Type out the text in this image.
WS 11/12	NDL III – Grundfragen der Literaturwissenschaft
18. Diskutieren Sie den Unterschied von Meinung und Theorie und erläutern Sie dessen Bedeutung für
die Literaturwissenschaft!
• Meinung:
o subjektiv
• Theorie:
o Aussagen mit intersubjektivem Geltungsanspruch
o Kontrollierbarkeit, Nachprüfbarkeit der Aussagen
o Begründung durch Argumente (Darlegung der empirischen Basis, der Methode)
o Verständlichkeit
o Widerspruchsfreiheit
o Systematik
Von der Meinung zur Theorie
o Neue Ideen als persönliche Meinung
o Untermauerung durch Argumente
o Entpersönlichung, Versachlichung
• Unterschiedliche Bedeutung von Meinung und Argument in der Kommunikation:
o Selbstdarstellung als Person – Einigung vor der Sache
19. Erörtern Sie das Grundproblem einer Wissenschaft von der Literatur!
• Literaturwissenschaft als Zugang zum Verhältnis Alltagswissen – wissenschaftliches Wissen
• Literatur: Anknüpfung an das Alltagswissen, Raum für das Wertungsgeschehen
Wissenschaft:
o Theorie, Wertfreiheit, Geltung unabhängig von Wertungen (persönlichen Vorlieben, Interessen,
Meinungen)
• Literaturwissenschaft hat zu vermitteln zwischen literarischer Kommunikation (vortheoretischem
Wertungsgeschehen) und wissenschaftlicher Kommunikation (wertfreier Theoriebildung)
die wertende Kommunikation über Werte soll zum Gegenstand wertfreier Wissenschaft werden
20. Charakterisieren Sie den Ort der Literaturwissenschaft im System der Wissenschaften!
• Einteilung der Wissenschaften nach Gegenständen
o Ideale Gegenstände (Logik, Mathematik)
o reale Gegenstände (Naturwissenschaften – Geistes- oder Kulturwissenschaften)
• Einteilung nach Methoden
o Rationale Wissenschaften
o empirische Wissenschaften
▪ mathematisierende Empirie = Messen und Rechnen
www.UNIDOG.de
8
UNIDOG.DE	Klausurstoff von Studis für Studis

▬▬▬▬▬▬▬▬▬▬

◆ **WRITTEN REQUEST**
Copy each line of the records that contains the word "Alltagswissen".

◆ **SOLUTION TO THE EXERCISE**
• Literaturwissenschaft als Zugang zum Verhältnis Alltagswissen – wissenschaftliches Wissen
• Literatur: Anknüpfung an das Alltagswissen, Raum für das Wertungsgeschehen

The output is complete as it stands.